(Figure collection entries)

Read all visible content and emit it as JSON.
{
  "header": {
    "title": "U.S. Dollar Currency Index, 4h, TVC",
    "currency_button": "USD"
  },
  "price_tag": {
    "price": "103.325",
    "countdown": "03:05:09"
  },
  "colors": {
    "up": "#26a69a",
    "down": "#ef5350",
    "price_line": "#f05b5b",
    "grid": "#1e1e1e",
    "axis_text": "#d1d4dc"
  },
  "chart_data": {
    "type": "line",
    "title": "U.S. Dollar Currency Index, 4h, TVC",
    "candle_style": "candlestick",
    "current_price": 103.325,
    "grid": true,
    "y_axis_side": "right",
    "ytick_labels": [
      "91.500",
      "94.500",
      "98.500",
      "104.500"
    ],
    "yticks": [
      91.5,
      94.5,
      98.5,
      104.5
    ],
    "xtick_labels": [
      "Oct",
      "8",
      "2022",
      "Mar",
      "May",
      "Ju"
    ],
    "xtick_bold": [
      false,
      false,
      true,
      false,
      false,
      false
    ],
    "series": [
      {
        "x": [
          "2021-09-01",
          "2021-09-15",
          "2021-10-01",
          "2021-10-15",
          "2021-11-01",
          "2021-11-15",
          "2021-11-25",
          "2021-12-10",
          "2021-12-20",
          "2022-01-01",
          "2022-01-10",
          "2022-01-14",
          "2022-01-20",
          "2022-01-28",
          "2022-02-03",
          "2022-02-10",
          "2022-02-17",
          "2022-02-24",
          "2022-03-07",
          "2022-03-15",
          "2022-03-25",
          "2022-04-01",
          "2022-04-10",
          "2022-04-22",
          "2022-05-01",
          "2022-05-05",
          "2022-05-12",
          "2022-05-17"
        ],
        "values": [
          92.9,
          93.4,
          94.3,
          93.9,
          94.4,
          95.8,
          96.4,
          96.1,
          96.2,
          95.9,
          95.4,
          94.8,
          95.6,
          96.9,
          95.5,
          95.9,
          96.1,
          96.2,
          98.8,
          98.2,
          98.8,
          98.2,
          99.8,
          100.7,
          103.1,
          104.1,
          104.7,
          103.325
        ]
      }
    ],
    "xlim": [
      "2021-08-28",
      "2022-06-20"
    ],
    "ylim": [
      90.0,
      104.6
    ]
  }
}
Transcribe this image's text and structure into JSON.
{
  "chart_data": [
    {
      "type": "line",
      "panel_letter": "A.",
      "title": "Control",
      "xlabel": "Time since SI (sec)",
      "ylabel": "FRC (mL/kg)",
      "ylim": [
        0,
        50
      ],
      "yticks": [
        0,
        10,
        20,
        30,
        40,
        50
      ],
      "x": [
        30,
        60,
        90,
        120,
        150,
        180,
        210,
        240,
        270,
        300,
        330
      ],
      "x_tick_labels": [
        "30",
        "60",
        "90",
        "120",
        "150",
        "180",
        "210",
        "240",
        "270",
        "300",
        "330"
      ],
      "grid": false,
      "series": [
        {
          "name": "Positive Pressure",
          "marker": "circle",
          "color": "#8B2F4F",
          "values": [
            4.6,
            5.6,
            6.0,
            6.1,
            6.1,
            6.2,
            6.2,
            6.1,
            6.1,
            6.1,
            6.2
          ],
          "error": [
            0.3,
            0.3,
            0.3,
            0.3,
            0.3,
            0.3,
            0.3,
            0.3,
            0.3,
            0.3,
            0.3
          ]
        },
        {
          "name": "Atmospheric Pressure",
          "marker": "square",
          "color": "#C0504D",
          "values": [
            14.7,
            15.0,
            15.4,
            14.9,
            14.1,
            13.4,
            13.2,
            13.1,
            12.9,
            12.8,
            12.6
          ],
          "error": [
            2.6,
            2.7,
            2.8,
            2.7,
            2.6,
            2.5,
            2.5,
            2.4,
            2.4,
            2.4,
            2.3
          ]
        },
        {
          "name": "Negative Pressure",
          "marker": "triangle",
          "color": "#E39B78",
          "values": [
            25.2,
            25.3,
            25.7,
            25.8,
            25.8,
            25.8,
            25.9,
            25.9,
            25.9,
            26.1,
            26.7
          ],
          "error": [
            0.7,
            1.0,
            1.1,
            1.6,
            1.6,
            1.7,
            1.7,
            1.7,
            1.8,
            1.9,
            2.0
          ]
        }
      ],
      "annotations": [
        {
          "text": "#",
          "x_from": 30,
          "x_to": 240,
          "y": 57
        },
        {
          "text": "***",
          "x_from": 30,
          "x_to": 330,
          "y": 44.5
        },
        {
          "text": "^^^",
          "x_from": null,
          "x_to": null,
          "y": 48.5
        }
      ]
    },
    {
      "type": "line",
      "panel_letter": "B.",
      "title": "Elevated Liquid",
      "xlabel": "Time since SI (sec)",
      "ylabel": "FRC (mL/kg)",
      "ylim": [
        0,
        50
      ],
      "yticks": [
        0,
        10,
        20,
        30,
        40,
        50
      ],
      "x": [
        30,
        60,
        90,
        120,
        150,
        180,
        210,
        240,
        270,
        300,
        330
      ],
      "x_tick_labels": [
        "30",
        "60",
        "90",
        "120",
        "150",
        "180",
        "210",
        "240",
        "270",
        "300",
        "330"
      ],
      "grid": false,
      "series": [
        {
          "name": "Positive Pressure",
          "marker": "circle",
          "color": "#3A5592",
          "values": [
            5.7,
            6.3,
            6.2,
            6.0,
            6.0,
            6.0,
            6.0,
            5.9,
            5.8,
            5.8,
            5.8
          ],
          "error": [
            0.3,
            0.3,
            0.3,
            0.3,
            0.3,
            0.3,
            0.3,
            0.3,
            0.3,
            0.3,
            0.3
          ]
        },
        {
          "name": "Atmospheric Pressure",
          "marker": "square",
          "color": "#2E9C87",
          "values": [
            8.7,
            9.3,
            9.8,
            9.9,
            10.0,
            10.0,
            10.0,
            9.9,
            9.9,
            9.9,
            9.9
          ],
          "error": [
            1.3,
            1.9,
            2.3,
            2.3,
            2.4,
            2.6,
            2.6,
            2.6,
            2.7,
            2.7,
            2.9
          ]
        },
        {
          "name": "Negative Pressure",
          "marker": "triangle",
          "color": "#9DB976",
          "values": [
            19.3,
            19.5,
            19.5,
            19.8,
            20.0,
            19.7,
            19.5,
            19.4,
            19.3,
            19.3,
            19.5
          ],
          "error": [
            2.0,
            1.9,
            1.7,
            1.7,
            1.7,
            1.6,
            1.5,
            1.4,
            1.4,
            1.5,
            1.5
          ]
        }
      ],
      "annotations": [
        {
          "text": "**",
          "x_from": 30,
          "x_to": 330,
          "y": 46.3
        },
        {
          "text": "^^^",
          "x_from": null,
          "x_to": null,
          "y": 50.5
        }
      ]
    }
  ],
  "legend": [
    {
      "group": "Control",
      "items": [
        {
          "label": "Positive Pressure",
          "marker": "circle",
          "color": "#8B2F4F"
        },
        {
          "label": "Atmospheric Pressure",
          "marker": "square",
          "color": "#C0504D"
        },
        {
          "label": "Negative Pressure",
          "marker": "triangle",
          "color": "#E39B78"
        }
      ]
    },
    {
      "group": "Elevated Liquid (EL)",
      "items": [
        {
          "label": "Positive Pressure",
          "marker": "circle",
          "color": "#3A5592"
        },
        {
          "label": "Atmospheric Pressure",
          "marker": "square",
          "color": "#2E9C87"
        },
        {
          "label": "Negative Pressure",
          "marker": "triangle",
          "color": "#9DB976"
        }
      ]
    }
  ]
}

• [SET PROBLEM]: Copy out every entry again, exactly as it was given.

• [ANSWER TO THE TASK]:
Read all visible content and emit it as JSON.
{
  "header": {
    "title": "U.S. Dollar Currency Index, 4h, TVC",
    "currency_button": "USD"
  },
  "price_tag": {
    "price": "103.325",
    "countdown": "03:05:09"
  },
  "colors": {
    "up": "#26a69a",
    "down": "#ef5350",
    "price_line": "#f05b5b",
    "grid": "#1e1e1e",
    "axis_text": "#d1d4dc"
  },
  "chart_data": {
    "type": "line",
    "title": "U.S. Dollar Currency Index, 4h, TVC",
    "candle_style": "candlestick",
    "current_price": 103.325,
    "grid": true,
    "y_axis_side": "right",
    "ytick_labels": [
      "91.500",
      "94.500",
      "98.500",
      "104.500"
    ],
    "yticks": [
      91.5,
      94.5,
      98.5,
      104.5
    ],
    "xtick_labels": [
      "Oct",
      "8",
      "2022",
      "Mar",
      "May",
      "Ju"
    ],
    "xtick_bold": [
      false,
      false,
      true,
      false,
      false,
      false
    ],
    "series": [
      {
        "x": [
          "2021-09-01",
          "2021-09-15",
          "2021-10-01",
          "2021-10-15",
          "2021-11-01",
          "2021-11-15",
          "2021-11-25",
          "2021-12-10",
          "2021-12-20",
          "2022-01-01",
          "2022-01-10",
          "2022-01-14",
          "2022-01-20",
          "2022-01-28",
          "2022-02-03",
          "2022-02-10",
          "2022-02-17",
          "2022-02-24",
          "2022-03-07",
          "2022-03-15",
          "2022-03-25",
          "2022-04-01",
          "2022-04-10",
          "2022-04-22",
          "2022-05-01",
          "2022-05-05",
          "2022-05-12",
          "2022-05-17"
        ],
        "values": [
          92.9,
          93.4,
          94.3,
          93.9,
          94.4,
          95.8,
          96.4,
          96.1,
          96.2,
          95.9,
          95.4,
          94.8,
          95.6,
          96.9,
          95.5,
          95.9,
          96.1,
          96.2,
          98.8,
          98.2,
          98.8,
          98.2,
          99.8,
          100.7,
          103.1,
          104.1,
          104.7,
          103.325
        ]
      }
    ],
    "xlim": [
      "2021-08-28",
      "2022-06-20"
    ],
    "ylim": [
      90.0,
      104.6
    ]
  }
}
Transcribe this image's text and structure into JSON.
{
  "chart_data": [
    {
      "type": "line",
      "panel_letter": "A.",
      "title": "Control",
      "xlabel": "Time since SI (sec)",
      "ylabel": "FRC (mL/kg)",
      "ylim": [
        0,
        50
      ],
      "yticks": [
        0,
        10,
        20,
        30,
        40,
        50
      ],
      "x": [
        30,
        60,
        90,
        120,
        150,
        180,
        210,
        240,
        270,
        300,
        330
      ],
      "x_tick_labels": [
        "30",
        "60",
        "90",
        "120",
        "150",
        "180",
        "210",
        "240",
        "270",
        "300",
        "330"
      ],
      "grid": false,
      "series": [
        {
          "name": "Positive Pressure",
          "marker": "circle",
          "color": "#8B2F4F",
          "values": [
            4.6,
            5.6,
            6.0,
            6.1,
            6.1,
            6.2,
            6.2,
            6.1,
            6.1,
            6.1,
            6.2
          ],
          "error": [
            0.3,
            0.3,
            0.3,
            0.3,
            0.3,
            0.3,
            0.3,
            0.3,
            0.3,
            0.3,
            0.3
          ]
        },
        {
          "name": "Atmospheric Pressure",
          "marker": "square",
          "color": "#C0504D",
          "values": [
            14.7,
            15.0,
            15.4,
            14.9,
            14.1,
            13.4,
            13.2,
            13.1,
            12.9,
            12.8,
            12.6
          ],
          "error": [
            2.6,
            2.7,
            2.8,
            2.7,
            2.6,
            2.5,
            2.5,
            2.4,
            2.4,
            2.4,
            2.3
          ]
        },
        {
          "name": "Negative Pressure",
          "marker": "triangle",
          "color": "#E39B78",
          "values": [
            25.2,
            25.3,
            25.7,
            25.8,
            25.8,
            25.8,
            25.9,
            25.9,
            25.9,
            26.1,
            26.7
          ],
          "error": [
            0.7,
            1.0,
            1.1,
            1.6,
            1.6,
            1.7,
            1.7,
            1.7,
            1.8,
            1.9,
            2.0
          ]
        }
      ],
      "annotations": [
        {
          "text": "#",
          "x_from": 30,
          "x_to": 240,
          "y": 57
        },
        {
          "text": "***",
          "x_from": 30,
          "x_to": 330,
          "y": 44.5
        },
        {
          "text": "^^^",
          "x_from": null,
          "x_to": null,
          "y": 48.5
        }
      ]
    },
    {
      "type": "line",
      "panel_letter": "B.",
      "title": "Elevated Liquid",
      "xlabel": "Time since SI (sec)",
      "ylabel": "FRC (mL/kg)",
      "ylim": [
        0,
        50
      ],
      "yticks": [
        0,
        10,
        20,
        30,
        40,
        50
      ],
      "x": [
        30,
        60,
        90,
        120,
        150,
        180,
        210,
        240,
        270,
        300,
        330
      ],
      "x_tick_labels": [
        "30",
        "60",
        "90",
        "120",
        "150",
        "180",
        "210",
        "240",
        "270",
        "300",
        "330"
      ],
      "grid": false,
      "series": [
        {
          "name": "Positive Pressure",
          "marker": "circle",
          "color": "#3A5592",
          "values": [
            5.7,
            6.3,
            6.2,
            6.0,
            6.0,
            6.0,
            6.0,
            5.9,
            5.8,
            5.8,
            5.8
          ],
          "error": [
            0.3,
            0.3,
            0.3,
            0.3,
            0.3,
            0.3,
            0.3,
            0.3,
            0.3,
            0.3,
            0.3
          ]
        },
        {
          "name": "Atmospheric Pressure",
          "marker": "square",
          "color": "#2E9C87",
          "values": [
            8.7,
            9.3,
            9.8,
            9.9,
            10.0,
            10.0,
            10.0,
            9.9,
            9.9,
            9.9,
            9.9
          ],
          "error": [
            1.3,
            1.9,
            2.3,
            2.3,
            2.4,
            2.6,
            2.6,
            2.6,
            2.7,
            2.7,
            2.9
          ]
        },
        {
          "name": "Negative Pressure",
          "marker": "triangle",
          "color": "#9DB976",
          "values": [
            19.3,
            19.5,
            19.5,
            19.8,
            20.0,
            19.7,
            19.5,
            19.4,
            19.3,
            19.3,
            19.5
          ],
          "error": [
            2.0,
            1.9,
            1.7,
            1.7,
            1.7,
            1.6,
            1.5,
            1.4,
            1.4,
            1.5,
            1.5
          ]
        }
      ],
      "annotations": [
        {
          "text": "**",
          "x_from": 30,
          "x_to": 330,
          "y": 46.3
        },
        {
          "text": "^^^",
          "x_from": null,
          "x_to": null,
          "y": 50.5
        }
      ]
    }
  ],
  "legend": [
    {
      "group": "Control",
      "items": [
        {
          "label": "Positive Pressure",
          "marker": "circle",
          "color": "#8B2F4F"
        },
        {
          "label": "Atmospheric Pressure",
          "marker": "square",
          "color": "#C0504D"
        },
        {
          "label": "Negative Pressure",
          "marker": "triangle",
          "color": "#E39B78"
        }
      ]
    },
    {
      "group": "Elevated Liquid (EL)",
      "items": [
        {
          "label": "Positive Pressure",
          "marker": "circle",
          "color": "#3A5592"
        },
        {
          "label": "Atmospheric Pressure",
          "marker": "square",
          "color": "#2E9C87"
        },
        {
          "label": "Negative Pressure",
          "marker": "triangle",
          "color": "#9DB976"
        }
      ]
    }
  ]
}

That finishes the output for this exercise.